* _Stated task_
Copy out each line that has "TradeNavigator" in it.

──────── Given information ────────

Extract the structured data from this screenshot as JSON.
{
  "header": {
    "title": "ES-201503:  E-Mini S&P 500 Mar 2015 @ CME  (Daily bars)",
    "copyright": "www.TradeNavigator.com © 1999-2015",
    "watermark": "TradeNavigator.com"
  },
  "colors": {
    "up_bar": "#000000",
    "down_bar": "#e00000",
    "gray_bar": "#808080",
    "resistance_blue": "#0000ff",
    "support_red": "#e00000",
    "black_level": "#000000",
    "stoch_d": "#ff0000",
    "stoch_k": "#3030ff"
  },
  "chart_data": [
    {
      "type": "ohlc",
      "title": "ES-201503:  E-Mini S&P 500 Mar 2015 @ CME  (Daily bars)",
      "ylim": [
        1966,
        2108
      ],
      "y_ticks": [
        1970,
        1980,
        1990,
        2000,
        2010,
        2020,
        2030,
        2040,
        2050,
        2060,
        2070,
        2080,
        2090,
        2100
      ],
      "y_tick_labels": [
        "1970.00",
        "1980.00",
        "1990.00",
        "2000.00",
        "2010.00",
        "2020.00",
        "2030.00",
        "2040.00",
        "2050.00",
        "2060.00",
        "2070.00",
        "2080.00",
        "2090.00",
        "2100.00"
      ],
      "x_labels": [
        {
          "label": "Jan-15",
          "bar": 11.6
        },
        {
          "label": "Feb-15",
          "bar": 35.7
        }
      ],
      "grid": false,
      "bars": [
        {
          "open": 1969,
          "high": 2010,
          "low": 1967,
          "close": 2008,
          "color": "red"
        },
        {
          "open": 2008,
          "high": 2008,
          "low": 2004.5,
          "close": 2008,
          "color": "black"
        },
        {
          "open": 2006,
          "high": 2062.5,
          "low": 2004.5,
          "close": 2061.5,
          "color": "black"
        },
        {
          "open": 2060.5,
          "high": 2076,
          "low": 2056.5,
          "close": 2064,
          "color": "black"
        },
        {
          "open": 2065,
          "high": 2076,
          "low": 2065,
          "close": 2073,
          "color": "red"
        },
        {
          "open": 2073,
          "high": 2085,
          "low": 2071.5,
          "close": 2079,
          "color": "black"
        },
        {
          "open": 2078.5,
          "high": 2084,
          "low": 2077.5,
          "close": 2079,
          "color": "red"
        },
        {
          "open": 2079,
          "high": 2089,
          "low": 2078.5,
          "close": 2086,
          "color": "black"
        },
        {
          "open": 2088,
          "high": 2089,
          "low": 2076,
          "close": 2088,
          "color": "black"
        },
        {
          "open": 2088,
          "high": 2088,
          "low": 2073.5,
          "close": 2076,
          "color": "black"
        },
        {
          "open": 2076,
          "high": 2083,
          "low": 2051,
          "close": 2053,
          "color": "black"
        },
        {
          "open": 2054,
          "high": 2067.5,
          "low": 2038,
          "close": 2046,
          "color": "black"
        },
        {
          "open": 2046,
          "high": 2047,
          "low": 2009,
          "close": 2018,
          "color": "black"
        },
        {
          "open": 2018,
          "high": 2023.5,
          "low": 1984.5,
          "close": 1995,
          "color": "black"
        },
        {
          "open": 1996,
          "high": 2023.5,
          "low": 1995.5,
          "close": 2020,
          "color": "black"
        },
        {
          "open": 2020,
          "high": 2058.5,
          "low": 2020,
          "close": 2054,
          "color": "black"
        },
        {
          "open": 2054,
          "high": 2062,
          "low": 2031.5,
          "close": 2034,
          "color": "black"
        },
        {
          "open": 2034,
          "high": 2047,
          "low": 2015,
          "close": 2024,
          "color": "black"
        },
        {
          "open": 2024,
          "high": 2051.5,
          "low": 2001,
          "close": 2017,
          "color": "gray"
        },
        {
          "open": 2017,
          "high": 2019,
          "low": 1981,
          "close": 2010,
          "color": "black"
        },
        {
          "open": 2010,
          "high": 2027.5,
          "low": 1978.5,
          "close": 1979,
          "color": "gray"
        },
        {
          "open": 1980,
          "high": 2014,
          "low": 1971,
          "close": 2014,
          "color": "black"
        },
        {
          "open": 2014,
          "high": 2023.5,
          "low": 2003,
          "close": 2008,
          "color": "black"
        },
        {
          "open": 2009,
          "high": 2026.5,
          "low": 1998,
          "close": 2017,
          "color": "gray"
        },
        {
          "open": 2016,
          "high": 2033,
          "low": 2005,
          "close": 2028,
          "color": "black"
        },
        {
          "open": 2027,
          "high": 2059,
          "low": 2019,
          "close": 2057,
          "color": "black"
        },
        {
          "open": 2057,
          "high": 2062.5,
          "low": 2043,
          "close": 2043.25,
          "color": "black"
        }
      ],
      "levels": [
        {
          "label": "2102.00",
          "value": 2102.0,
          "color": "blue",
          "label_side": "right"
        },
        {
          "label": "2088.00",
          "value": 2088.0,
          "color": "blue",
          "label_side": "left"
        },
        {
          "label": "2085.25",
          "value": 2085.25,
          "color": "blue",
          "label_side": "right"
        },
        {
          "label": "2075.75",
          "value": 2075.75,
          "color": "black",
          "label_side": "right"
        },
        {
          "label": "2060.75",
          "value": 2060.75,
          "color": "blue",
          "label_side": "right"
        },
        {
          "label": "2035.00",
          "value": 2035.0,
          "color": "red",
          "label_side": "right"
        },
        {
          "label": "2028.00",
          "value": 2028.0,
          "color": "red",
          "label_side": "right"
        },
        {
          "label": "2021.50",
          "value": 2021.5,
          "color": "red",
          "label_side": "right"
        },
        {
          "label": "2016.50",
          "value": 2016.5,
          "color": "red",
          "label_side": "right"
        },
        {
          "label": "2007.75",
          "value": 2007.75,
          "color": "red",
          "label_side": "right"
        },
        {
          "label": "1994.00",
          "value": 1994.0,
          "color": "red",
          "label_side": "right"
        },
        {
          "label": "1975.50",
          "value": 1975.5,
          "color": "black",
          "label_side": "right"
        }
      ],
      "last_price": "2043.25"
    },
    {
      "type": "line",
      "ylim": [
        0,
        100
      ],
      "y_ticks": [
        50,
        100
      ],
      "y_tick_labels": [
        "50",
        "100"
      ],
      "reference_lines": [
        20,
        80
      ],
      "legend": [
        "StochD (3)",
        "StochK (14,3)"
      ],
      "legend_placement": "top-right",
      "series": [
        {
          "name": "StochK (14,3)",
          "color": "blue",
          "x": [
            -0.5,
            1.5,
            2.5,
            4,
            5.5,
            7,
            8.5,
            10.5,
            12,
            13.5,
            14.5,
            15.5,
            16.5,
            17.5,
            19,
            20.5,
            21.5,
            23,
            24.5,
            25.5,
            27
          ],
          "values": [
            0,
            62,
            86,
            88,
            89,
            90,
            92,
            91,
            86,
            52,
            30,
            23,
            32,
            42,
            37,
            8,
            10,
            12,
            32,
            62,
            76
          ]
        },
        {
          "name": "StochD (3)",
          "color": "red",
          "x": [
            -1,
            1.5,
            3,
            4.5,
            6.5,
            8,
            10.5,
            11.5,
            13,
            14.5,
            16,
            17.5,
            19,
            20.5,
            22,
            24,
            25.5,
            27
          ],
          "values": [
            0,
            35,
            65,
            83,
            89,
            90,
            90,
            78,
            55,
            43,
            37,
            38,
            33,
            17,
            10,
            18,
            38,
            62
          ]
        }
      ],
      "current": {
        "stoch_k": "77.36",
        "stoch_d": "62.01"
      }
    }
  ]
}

────────

* _Answer for the task_
    "copyright": "www.TradeNavigator.com © 1999-2015",
    "watermark": "TradeNavigator.com"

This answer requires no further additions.